» Written instruction:
Please transcribe the records precisely; pictures stay out of your copy.

________

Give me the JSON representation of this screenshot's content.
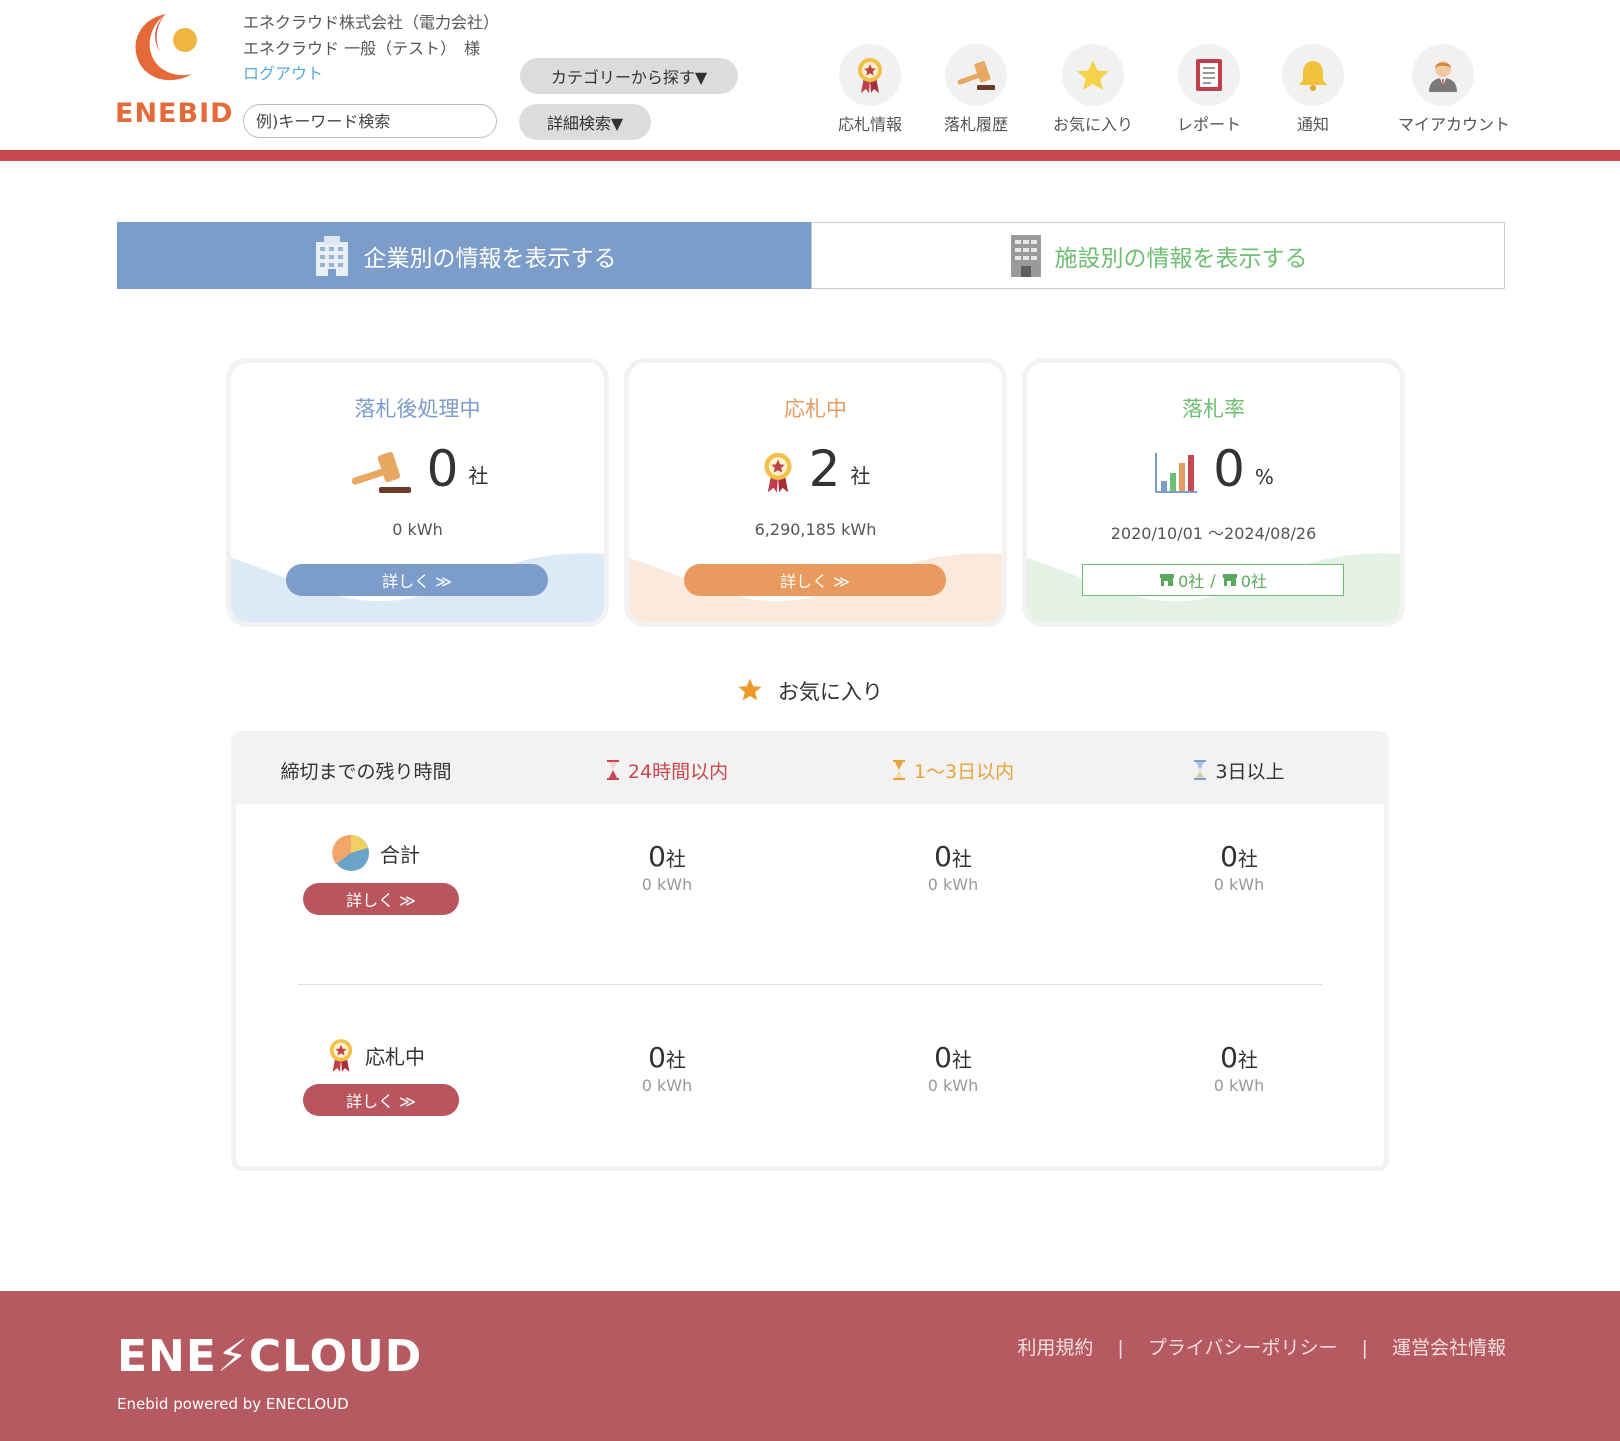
{
  "header": {
    "logo_text": "ENEBID",
    "company_name": "エネクラウド株式会社（電力会社）",
    "user_name": "エネクラウド 一般（テスト）　様",
    "logout": "ログアウト",
    "search_placeholder": "例)キーワード検索",
    "category_button": "カテゴリーから探す▼",
    "detail_search_button": "詳細検索▼",
    "nav": [
      {
        "label": "応札情報",
        "icon": "medal-icon"
      },
      {
        "label": "落札履歴",
        "icon": "gavel-icon"
      },
      {
        "label": "お気に入り",
        "icon": "star-icon"
      },
      {
        "label": "レポート",
        "icon": "report-icon"
      },
      {
        "label": "通知",
        "icon": "bell-icon"
      },
      {
        "label": "マイアカウント",
        "icon": "user-icon"
      }
    ]
  },
  "tabs": {
    "company": "企業別の情報を表示する",
    "facility": "施設別の情報を表示する"
  },
  "cards": [
    {
      "title": "落札後処理中",
      "value": "0",
      "unit": "社",
      "sub": "0 kWh",
      "button": "詳しく ≫",
      "color": "#7c9cc9"
    },
    {
      "title": "応札中",
      "value": "2",
      "unit": "社",
      "sub": "6,290,185 kWh",
      "button": "詳しく ≫",
      "color": "#e99a5e"
    },
    {
      "title": "落札率",
      "value": "0",
      "unit": "%",
      "sub": "2020/10/01 〜2024/08/26",
      "box_a": "0社",
      "box_sep": "/",
      "box_b": "0社",
      "color": "#6fbf72"
    }
  ],
  "favorites": {
    "title": "お気に入り",
    "header": {
      "label": "締切までの残り時間",
      "col1": "24時間以内",
      "col2": "1〜3日以内",
      "col3": "3日以上"
    },
    "rows": [
      {
        "label": "合計",
        "button": "詳しく ≫",
        "cells": [
          {
            "count": "0",
            "unit": "社",
            "kwh": "0 kWh"
          },
          {
            "count": "0",
            "unit": "社",
            "kwh": "0 kWh"
          },
          {
            "count": "0",
            "unit": "社",
            "kwh": "0 kWh"
          }
        ]
      },
      {
        "label": "応札中",
        "button": "詳しく ≫",
        "cells": [
          {
            "count": "0",
            "unit": "社",
            "kwh": "0 kWh"
          },
          {
            "count": "0",
            "unit": "社",
            "kwh": "0 kWh"
          },
          {
            "count": "0",
            "unit": "社",
            "kwh": "0 kWh"
          }
        ]
      }
    ]
  },
  "footer": {
    "logo": "ENE⚡CLOUD",
    "tagline": "Enebid powered by ENECLOUD",
    "links": [
      "利用規約",
      "プライバシーポリシー",
      "運営会社情報"
    ],
    "sep": "|"
  },
  "colors": {
    "brand_red": "#c9484f",
    "footer_bg": "#b55a60",
    "tab_active": "#7c9cc9",
    "tab_inactive_text": "#6fbf72",
    "urgent_red": "#c9484f",
    "warn_orange": "#e9a23b"
  }
}
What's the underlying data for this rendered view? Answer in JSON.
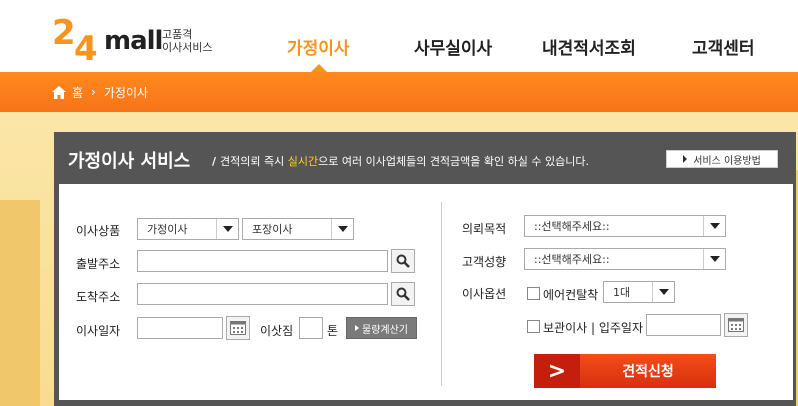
{
  "logo": {
    "number_2": "2",
    "number_4": "4",
    "wordmark": "mall",
    "tagline_line1": "고품격",
    "tagline_line2": "이사서비스"
  },
  "nav": [
    {
      "label": "가정이사",
      "active": true
    },
    {
      "label": "사무실이사",
      "active": false
    },
    {
      "label": "내견적서조회",
      "active": false
    },
    {
      "label": "고객센터",
      "active": false
    }
  ],
  "breadcrumb": {
    "home": "홈",
    "current": "가정이사"
  },
  "panel": {
    "title": "가정이사 서비스",
    "desc_prefix": "/",
    "desc_before": "견적의뢰 즉시 ",
    "desc_highlight": "실시간",
    "desc_after": "으로 여러 이사업체들의 견적금액을 확인 하실 수 있습니다.",
    "guide_button": "서비스 이용방법"
  },
  "form_left": {
    "product_label": "이사상품",
    "product_type_value": "가정이사",
    "packing_value": "포장이사",
    "departure_label": "출발주소",
    "arrival_label": "도착주소",
    "date_label": "이사일자",
    "load_label": "이삿짐",
    "ton_unit": "톤",
    "calc_button": "물량계산기"
  },
  "form_right": {
    "purpose_label": "의뢰목적",
    "purpose_value": "::선택해주세요::",
    "customer_label": "고객성향",
    "customer_value": "::선택해주세요::",
    "option_label": "이사옵션",
    "aircon_label": "에어컨탈착",
    "aircon_count": "1대",
    "storage_label": "보관이사 | 입주일자",
    "submit_arrow": ">",
    "submit_label": "견적신청"
  },
  "colors": {
    "accent": "#f7941d",
    "panel_bg": "#555555",
    "submit_red": "#e63f14",
    "highlight": "#ffd400"
  }
}
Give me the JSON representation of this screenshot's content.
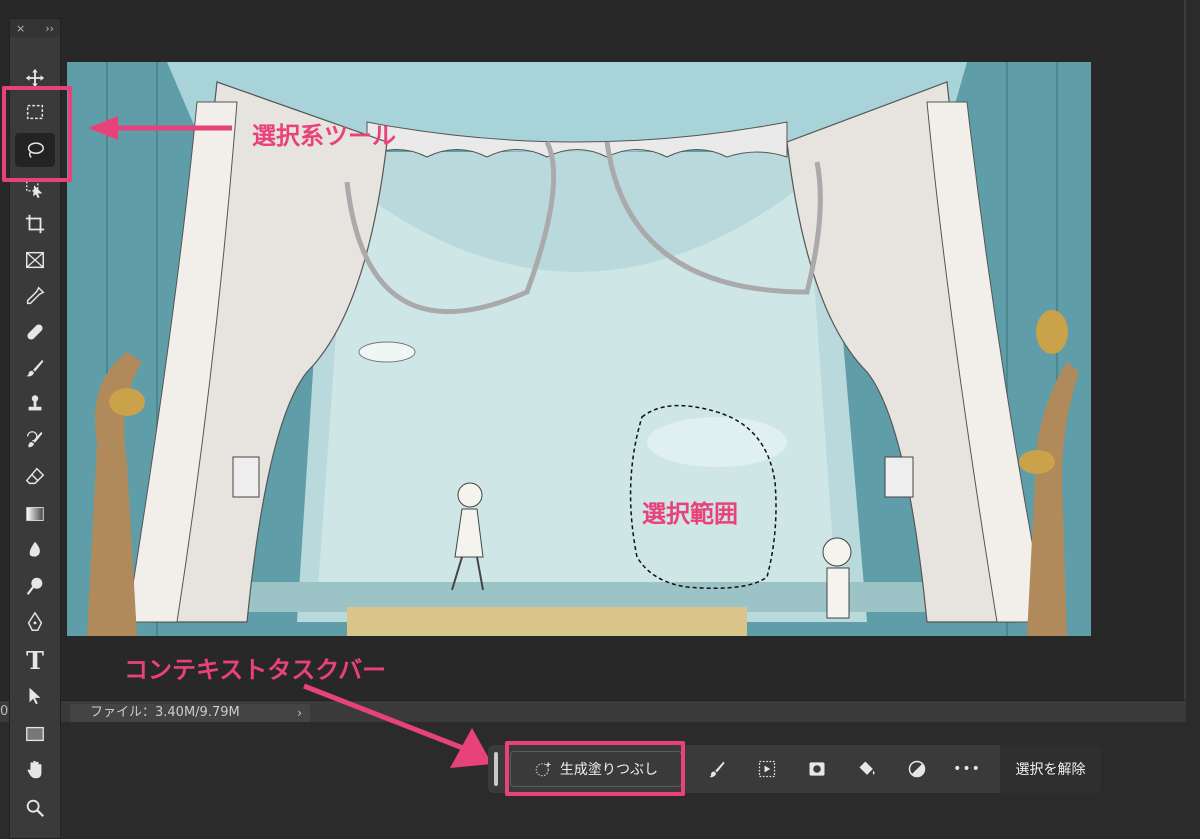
{
  "toolbar": {
    "close_label": "×",
    "expand_label": "››",
    "tools": [
      {
        "name": "move-tool",
        "icon": "move-icon"
      },
      {
        "name": "marquee-tool",
        "icon": "rect-marquee-icon"
      },
      {
        "name": "lasso-tool",
        "icon": "lasso-icon",
        "active": true
      },
      {
        "name": "object-select-tool",
        "icon": "object-select-icon"
      },
      {
        "name": "crop-tool",
        "icon": "crop-icon"
      },
      {
        "name": "frame-tool",
        "icon": "frame-icon"
      },
      {
        "name": "eyedropper-tool",
        "icon": "eyedropper-icon"
      },
      {
        "name": "healing-tool",
        "icon": "bandage-icon"
      },
      {
        "name": "brush-tool",
        "icon": "brush-icon"
      },
      {
        "name": "stamp-tool",
        "icon": "stamp-icon"
      },
      {
        "name": "history-brush-tool",
        "icon": "history-brush-icon"
      },
      {
        "name": "eraser-tool",
        "icon": "eraser-icon"
      },
      {
        "name": "gradient-tool",
        "icon": "gradient-icon"
      },
      {
        "name": "blur-tool",
        "icon": "blur-icon"
      },
      {
        "name": "dodge-tool",
        "icon": "dodge-icon"
      },
      {
        "name": "pen-tool",
        "icon": "pen-icon"
      },
      {
        "name": "type-tool",
        "icon": "type-icon",
        "glyph": "T"
      },
      {
        "name": "path-select-tool",
        "icon": "cursor-icon"
      },
      {
        "name": "shape-tool",
        "icon": "rectangle-icon"
      },
      {
        "name": "hand-tool",
        "icon": "hand-icon"
      },
      {
        "name": "zoom-tool",
        "icon": "zoom-icon"
      }
    ]
  },
  "annotations": {
    "selection_tools_label": "選択系ツール",
    "selection_area_label": "選択範囲",
    "context_taskbar_label": "コンテキストタスクバー",
    "accent_color": "#e8427a"
  },
  "status": {
    "left_fragment": "0",
    "file_info": "ファイル：3.40M/9.79M",
    "arrow": "›"
  },
  "taskbar": {
    "generative_fill_label": "生成塗りつぶし",
    "icons": [
      "brush-refine-icon",
      "select-subject-icon",
      "mask-icon",
      "fill-bucket-icon",
      "adjustment-icon",
      "more-icon"
    ],
    "more_label": "•••",
    "deselect_label": "選択を解除"
  }
}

________

» Expected answer:
Give me the JSON representation of this screenshot's content.
{
  "header": {
    "logo_text": "ENEBID",
    "company_name": "エネクラウド株式会社（電力会社）",
    "user_name": "エネクラウド 一般（テスト）　様",
    "logout": "ログアウト",
    "search_placeholder": "例)キーワード検索",
    "category_button": "カテゴリーから探す▼",
    "detail_search_button": "詳細検索▼",
    "nav": [
      {
        "label": "応札情報",
        "icon": "medal-icon"
      },
      {
        "label": "落札履歴",
        "icon": "gavel-icon"
      },
      {
        "label": "お気に入り",
        "icon": "star-icon"
      },
      {
        "label": "レポート",
        "icon": "report-icon"
      },
      {
        "label": "通知",
        "icon": "bell-icon"
      },
      {
        "label": "マイアカウント",
        "icon": "user-icon"
      }
    ]
  },
  "tabs": {
    "company": "企業別の情報を表示する",
    "facility": "施設別の情報を表示する"
  },
  "cards": [
    {
      "title": "落札後処理中",
      "value": "0",
      "unit": "社",
      "sub": "0 kWh",
      "button": "詳しく ≫",
      "color": "#7c9cc9"
    },
    {
      "title": "応札中",
      "value": "2",
      "unit": "社",
      "sub": "6,290,185 kWh",
      "button": "詳しく ≫",
      "color": "#e99a5e"
    },
    {
      "title": "落札率",
      "value": "0",
      "unit": "%",
      "sub": "2020/10/01 〜2024/08/26",
      "box_a": "0社",
      "box_sep": "/",
      "box_b": "0社",
      "color": "#6fbf72"
    }
  ],
  "favorites": {
    "title": "お気に入り",
    "header": {
      "label": "締切までの残り時間",
      "col1": "24時間以内",
      "col2": "1〜3日以内",
      "col3": "3日以上"
    },
    "rows": [
      {
        "label": "合計",
        "button": "詳しく ≫",
        "cells": [
          {
            "count": "0",
            "unit": "社",
            "kwh": "0 kWh"
          },
          {
            "count": "0",
            "unit": "社",
            "kwh": "0 kWh"
          },
          {
            "count": "0",
            "unit": "社",
            "kwh": "0 kWh"
          }
        ]
      },
      {
        "label": "応札中",
        "button": "詳しく ≫",
        "cells": [
          {
            "count": "0",
            "unit": "社",
            "kwh": "0 kWh"
          },
          {
            "count": "0",
            "unit": "社",
            "kwh": "0 kWh"
          },
          {
            "count": "0",
            "unit": "社",
            "kwh": "0 kWh"
          }
        ]
      }
    ]
  },
  "footer": {
    "logo": "ENE⚡CLOUD",
    "tagline": "Enebid powered by ENECLOUD",
    "links": [
      "利用規約",
      "プライバシーポリシー",
      "運営会社情報"
    ],
    "sep": "|"
  },
  "colors": {
    "brand_red": "#c9484f",
    "footer_bg": "#b55a60",
    "tab_active": "#7c9cc9",
    "tab_inactive_text": "#6fbf72",
    "urgent_red": "#c9484f",
    "warn_orange": "#e9a23b"
  }
}
What's the underlying data for this rendered view? Answer in JSON.
{
  "logo": {
    "number_2": "2",
    "number_4": "4",
    "wordmark": "mall",
    "tagline_line1": "고품격",
    "tagline_line2": "이사서비스"
  },
  "nav": [
    {
      "label": "가정이사",
      "active": true
    },
    {
      "label": "사무실이사",
      "active": false
    },
    {
      "label": "내견적서조회",
      "active": false
    },
    {
      "label": "고객센터",
      "active": false
    }
  ],
  "breadcrumb": {
    "home": "홈",
    "current": "가정이사"
  },
  "panel": {
    "title": "가정이사 서비스",
    "desc_prefix": "/",
    "desc_before": "견적의뢰 즉시 ",
    "desc_highlight": "실시간",
    "desc_after": "으로 여러 이사업체들의 견적금액을 확인 하실 수 있습니다.",
    "guide_button": "서비스 이용방법"
  },
  "form_left": {
    "product_label": "이사상품",
    "product_type_value": "가정이사",
    "packing_value": "포장이사",
    "departure_label": "출발주소",
    "arrival_label": "도착주소",
    "date_label": "이사일자",
    "load_label": "이삿짐",
    "ton_unit": "톤",
    "calc_button": "물량계산기"
  },
  "form_right": {
    "purpose_label": "의뢰목적",
    "purpose_value": "::선택해주세요::",
    "customer_label": "고객성향",
    "customer_value": "::선택해주세요::",
    "option_label": "이사옵션",
    "aircon_label": "에어컨탈착",
    "aircon_count": "1대",
    "storage_label": "보관이사 | 입주일자",
    "submit_arrow": ">",
    "submit_label": "견적신청"
  },
  "colors": {
    "accent": "#f7941d",
    "panel_bg": "#555555",
    "submit_red": "#e63f14",
    "highlight": "#ffd400"
  }
}
Give me the JSON representation of this screenshot's content.
{
  "toolbar": {
    "close_label": "×",
    "expand_label": "››",
    "tools": [
      {
        "name": "move-tool",
        "icon": "move-icon"
      },
      {
        "name": "marquee-tool",
        "icon": "rect-marquee-icon"
      },
      {
        "name": "lasso-tool",
        "icon": "lasso-icon",
        "active": true
      },
      {
        "name": "object-select-tool",
        "icon": "object-select-icon"
      },
      {
        "name": "crop-tool",
        "icon": "crop-icon"
      },
      {
        "name": "frame-tool",
        "icon": "frame-icon"
      },
      {
        "name": "eyedropper-tool",
        "icon": "eyedropper-icon"
      },
      {
        "name": "healing-tool",
        "icon": "bandage-icon"
      },
      {
        "name": "brush-tool",
        "icon": "brush-icon"
      },
      {
        "name": "stamp-tool",
        "icon": "stamp-icon"
      },
      {
        "name": "history-brush-tool",
        "icon": "history-brush-icon"
      },
      {
        "name": "eraser-tool",
        "icon": "eraser-icon"
      },
      {
        "name": "gradient-tool",
        "icon": "gradient-icon"
      },
      {
        "name": "blur-tool",
        "icon": "blur-icon"
      },
      {
        "name": "dodge-tool",
        "icon": "dodge-icon"
      },
      {
        "name": "pen-tool",
        "icon": "pen-icon"
      },
      {
        "name": "type-tool",
        "icon": "type-icon",
        "glyph": "T"
      },
      {
        "name": "path-select-tool",
        "icon": "cursor-icon"
      },
      {
        "name": "shape-tool",
        "icon": "rectangle-icon"
      },
      {
        "name": "hand-tool",
        "icon": "hand-icon"
      },
      {
        "name": "zoom-tool",
        "icon": "zoom-icon"
      }
    ]
  },
  "annotations": {
    "selection_tools_label": "選択系ツール",
    "selection_area_label": "選択範囲",
    "context_taskbar_label": "コンテキストタスクバー",
    "accent_color": "#e8427a"
  },
  "status": {
    "left_fragment": "0",
    "file_info": "ファイル：3.40M/9.79M",
    "arrow": "›"
  },
  "taskbar": {
    "generative_fill_label": "生成塗りつぶし",
    "icons": [
      "brush-refine-icon",
      "select-subject-icon",
      "mask-icon",
      "fill-bucket-icon",
      "adjustment-icon",
      "more-icon"
    ],
    "more_label": "•••",
    "deselect_label": "選択を解除"
  }
}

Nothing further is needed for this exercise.